▶ _REQUEST_: Pull every line containing the word "only" from the records.

▶ _TASK INPUTS_:
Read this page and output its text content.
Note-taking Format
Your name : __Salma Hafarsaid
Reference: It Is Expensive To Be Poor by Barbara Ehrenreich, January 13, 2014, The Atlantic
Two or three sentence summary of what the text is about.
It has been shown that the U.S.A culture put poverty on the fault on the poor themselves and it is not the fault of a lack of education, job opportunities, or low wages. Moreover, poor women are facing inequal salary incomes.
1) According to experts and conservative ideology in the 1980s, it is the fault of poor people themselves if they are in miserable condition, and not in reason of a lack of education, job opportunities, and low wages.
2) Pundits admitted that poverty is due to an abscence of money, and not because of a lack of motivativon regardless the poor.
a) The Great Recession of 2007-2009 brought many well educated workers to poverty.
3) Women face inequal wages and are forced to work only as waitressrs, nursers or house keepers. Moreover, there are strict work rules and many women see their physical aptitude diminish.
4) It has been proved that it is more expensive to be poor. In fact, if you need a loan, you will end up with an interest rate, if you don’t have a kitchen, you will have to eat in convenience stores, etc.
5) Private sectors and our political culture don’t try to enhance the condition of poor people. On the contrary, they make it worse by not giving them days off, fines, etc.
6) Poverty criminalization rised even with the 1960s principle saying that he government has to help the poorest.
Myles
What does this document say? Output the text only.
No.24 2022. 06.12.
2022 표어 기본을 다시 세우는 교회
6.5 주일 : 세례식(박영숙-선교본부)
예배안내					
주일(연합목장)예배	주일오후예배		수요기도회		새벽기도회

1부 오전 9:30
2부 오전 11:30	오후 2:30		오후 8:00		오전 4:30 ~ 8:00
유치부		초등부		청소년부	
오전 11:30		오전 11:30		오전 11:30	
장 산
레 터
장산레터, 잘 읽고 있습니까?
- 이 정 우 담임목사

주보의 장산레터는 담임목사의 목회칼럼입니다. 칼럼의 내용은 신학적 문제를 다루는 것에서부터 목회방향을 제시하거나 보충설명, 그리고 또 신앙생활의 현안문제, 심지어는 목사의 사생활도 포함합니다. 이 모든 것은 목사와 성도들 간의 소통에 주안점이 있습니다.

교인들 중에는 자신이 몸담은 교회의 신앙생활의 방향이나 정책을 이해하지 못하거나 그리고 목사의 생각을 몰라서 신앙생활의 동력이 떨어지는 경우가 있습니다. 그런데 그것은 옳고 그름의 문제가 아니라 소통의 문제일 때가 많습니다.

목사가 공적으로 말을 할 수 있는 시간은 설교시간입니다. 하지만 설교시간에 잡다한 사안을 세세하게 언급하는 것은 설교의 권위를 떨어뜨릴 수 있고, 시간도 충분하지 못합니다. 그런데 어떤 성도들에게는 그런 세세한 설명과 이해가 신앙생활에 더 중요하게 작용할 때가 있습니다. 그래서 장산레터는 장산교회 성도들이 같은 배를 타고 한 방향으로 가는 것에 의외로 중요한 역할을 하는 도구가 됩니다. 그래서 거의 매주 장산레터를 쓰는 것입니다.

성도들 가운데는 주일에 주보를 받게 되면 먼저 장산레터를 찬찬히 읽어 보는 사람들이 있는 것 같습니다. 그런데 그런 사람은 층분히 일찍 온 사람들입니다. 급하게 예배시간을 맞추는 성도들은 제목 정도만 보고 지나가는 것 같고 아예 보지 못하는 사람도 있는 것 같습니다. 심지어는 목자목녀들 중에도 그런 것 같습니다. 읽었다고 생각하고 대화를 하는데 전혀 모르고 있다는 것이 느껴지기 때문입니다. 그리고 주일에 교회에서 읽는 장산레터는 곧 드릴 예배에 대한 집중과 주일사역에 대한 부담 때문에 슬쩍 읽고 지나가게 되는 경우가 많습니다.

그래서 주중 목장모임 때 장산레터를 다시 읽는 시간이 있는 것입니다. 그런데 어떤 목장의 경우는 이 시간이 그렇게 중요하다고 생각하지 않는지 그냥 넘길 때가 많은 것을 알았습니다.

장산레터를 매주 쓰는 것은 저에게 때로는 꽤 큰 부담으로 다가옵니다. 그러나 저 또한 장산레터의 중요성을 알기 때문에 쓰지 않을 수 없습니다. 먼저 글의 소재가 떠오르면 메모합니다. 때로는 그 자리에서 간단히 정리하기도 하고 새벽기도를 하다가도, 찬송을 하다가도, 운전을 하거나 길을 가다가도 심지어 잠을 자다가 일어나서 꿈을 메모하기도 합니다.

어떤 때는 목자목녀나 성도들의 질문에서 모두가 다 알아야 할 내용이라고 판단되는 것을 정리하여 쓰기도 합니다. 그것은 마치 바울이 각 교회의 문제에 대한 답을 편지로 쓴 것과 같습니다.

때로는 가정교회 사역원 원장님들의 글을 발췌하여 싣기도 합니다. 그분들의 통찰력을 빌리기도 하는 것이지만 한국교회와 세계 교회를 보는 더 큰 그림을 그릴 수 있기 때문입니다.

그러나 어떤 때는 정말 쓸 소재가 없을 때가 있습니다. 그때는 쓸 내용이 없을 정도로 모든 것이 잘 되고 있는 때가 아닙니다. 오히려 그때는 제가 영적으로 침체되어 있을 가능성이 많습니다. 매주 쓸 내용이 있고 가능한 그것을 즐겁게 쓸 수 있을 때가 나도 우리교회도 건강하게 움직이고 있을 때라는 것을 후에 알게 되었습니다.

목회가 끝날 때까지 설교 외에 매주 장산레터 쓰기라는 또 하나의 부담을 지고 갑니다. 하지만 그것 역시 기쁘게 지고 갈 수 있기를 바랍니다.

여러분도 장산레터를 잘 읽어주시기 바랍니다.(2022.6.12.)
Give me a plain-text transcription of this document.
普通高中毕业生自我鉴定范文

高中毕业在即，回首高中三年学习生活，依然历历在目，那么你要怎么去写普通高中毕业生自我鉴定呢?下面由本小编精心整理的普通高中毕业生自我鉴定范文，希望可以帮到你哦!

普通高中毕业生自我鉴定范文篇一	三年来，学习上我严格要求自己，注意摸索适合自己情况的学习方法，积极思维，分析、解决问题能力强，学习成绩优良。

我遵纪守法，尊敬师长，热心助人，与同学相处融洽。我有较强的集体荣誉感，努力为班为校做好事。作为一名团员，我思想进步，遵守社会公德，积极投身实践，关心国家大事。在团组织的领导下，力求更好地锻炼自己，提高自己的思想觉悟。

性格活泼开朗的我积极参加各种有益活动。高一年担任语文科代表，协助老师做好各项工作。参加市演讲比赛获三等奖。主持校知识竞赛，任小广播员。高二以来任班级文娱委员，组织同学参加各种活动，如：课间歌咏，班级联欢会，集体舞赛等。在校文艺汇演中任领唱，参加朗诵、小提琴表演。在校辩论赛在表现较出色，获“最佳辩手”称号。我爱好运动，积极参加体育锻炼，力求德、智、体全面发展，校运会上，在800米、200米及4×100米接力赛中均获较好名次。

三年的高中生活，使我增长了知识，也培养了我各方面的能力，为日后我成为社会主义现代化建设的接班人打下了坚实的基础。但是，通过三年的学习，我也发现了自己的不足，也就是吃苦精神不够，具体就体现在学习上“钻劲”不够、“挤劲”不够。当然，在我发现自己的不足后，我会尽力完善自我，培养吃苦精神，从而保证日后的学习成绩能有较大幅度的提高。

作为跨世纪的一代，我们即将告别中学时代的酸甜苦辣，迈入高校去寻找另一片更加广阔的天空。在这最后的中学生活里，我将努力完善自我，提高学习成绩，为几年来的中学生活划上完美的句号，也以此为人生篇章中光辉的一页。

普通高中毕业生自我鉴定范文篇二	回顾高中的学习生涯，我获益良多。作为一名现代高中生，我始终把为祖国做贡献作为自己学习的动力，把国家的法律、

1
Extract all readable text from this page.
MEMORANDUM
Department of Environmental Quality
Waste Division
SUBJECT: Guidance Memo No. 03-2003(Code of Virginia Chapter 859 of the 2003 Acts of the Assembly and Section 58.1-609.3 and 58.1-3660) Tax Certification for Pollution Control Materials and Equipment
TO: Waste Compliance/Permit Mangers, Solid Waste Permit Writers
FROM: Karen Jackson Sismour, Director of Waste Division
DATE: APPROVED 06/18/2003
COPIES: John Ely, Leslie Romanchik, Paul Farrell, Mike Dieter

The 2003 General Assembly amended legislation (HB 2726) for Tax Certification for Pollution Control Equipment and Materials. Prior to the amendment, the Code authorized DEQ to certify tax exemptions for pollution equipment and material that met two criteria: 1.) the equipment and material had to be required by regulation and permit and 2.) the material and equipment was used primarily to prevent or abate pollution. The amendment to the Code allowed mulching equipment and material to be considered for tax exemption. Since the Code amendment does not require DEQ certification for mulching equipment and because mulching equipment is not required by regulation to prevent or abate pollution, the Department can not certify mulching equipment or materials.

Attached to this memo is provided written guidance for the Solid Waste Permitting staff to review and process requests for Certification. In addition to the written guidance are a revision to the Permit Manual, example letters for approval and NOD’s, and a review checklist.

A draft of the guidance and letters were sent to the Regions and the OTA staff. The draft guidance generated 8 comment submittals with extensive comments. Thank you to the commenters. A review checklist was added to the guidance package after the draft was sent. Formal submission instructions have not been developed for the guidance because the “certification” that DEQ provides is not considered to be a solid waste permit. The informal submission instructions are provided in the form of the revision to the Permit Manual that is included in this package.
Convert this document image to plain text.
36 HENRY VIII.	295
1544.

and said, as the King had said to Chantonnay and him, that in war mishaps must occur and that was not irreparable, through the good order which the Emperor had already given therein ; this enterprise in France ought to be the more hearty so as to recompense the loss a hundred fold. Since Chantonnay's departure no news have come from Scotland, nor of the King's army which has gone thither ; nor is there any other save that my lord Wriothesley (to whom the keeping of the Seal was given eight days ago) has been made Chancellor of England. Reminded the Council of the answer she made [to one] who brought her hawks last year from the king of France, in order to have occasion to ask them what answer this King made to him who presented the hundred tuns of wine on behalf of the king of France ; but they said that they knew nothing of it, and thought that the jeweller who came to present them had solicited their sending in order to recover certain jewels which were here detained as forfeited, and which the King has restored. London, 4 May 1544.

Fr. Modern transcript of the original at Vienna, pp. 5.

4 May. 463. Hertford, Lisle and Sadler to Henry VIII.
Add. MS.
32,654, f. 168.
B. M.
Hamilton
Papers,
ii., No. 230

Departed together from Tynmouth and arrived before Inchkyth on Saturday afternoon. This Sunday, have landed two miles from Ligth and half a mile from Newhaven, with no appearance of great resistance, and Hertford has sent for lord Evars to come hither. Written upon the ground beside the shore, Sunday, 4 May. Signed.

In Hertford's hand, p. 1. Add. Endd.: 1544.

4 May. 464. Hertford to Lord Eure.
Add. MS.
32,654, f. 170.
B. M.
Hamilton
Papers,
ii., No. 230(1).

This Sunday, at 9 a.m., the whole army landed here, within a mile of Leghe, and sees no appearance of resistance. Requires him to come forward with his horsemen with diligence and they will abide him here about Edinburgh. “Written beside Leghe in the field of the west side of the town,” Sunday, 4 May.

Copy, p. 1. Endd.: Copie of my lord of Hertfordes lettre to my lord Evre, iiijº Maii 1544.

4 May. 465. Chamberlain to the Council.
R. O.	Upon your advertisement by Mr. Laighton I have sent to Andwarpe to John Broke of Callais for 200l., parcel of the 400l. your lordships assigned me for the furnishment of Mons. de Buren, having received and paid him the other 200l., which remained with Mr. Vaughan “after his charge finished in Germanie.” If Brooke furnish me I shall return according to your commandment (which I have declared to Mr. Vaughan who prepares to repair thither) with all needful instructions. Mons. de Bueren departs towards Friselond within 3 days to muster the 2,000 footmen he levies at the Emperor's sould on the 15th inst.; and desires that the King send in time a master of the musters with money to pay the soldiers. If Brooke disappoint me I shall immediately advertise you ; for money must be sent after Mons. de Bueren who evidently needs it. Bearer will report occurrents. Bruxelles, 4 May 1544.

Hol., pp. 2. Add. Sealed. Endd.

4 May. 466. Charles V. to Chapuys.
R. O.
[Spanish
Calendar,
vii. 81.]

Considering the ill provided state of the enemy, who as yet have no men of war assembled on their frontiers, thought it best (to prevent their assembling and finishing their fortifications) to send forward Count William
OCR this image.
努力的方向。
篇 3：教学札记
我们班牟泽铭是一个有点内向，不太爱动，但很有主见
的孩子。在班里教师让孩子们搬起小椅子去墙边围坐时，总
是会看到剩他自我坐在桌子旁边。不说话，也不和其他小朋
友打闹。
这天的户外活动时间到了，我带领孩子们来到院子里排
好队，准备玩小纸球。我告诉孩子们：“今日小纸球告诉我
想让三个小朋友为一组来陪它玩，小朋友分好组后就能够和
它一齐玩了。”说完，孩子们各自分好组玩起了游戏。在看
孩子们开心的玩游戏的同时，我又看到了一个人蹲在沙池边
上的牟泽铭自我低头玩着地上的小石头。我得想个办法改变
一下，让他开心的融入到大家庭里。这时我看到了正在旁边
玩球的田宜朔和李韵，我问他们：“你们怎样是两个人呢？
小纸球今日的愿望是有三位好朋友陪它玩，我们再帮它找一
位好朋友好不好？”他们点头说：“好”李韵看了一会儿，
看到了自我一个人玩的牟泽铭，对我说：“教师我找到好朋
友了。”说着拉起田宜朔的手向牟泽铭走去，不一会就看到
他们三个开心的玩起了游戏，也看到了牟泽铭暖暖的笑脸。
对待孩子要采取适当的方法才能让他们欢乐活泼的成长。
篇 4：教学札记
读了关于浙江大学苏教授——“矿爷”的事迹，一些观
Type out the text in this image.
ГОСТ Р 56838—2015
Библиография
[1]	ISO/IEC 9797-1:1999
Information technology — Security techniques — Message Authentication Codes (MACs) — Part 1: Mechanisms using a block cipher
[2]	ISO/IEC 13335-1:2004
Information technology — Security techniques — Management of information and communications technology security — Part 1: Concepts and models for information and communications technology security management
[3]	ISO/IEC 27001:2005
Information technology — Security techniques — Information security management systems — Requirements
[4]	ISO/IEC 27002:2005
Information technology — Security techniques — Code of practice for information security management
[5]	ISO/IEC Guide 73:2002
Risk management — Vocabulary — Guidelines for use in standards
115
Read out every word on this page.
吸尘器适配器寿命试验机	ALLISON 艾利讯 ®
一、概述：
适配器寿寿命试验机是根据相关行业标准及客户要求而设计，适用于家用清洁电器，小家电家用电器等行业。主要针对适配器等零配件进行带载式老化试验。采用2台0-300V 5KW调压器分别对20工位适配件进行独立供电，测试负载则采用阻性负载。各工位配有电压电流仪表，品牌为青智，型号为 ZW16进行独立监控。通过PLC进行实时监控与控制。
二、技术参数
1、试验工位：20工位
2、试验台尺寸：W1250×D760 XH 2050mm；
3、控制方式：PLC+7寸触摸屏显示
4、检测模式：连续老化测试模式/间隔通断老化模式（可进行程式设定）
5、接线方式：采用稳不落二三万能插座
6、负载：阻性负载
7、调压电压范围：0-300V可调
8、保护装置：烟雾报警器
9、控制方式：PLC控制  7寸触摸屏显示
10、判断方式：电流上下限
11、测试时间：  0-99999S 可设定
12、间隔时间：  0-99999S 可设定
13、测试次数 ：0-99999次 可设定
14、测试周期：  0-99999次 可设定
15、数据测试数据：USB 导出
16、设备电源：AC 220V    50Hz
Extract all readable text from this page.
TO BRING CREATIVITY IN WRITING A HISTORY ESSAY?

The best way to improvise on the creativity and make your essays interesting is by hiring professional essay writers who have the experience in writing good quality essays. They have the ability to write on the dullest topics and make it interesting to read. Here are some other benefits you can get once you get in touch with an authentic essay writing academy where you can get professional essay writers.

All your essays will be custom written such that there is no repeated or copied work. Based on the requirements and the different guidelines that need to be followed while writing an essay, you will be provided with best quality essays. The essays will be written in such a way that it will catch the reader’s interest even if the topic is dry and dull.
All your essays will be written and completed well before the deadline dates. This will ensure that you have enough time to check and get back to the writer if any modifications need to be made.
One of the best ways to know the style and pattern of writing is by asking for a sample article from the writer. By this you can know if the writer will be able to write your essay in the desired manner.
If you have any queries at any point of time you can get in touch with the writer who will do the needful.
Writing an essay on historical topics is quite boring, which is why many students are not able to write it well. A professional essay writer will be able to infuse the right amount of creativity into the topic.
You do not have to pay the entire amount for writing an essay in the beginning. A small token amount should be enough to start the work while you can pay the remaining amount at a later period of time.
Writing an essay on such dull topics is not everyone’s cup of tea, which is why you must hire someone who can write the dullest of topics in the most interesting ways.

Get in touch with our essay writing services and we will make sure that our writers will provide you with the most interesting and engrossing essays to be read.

▶ _THE SOLUTION_:
3) Women face inequal wages and are forced to work only as waitressrs, nursers or house keepers. Moreover, there are strict work rules and many women see their physical aptitude diminish.
What does this document say? Output the text only.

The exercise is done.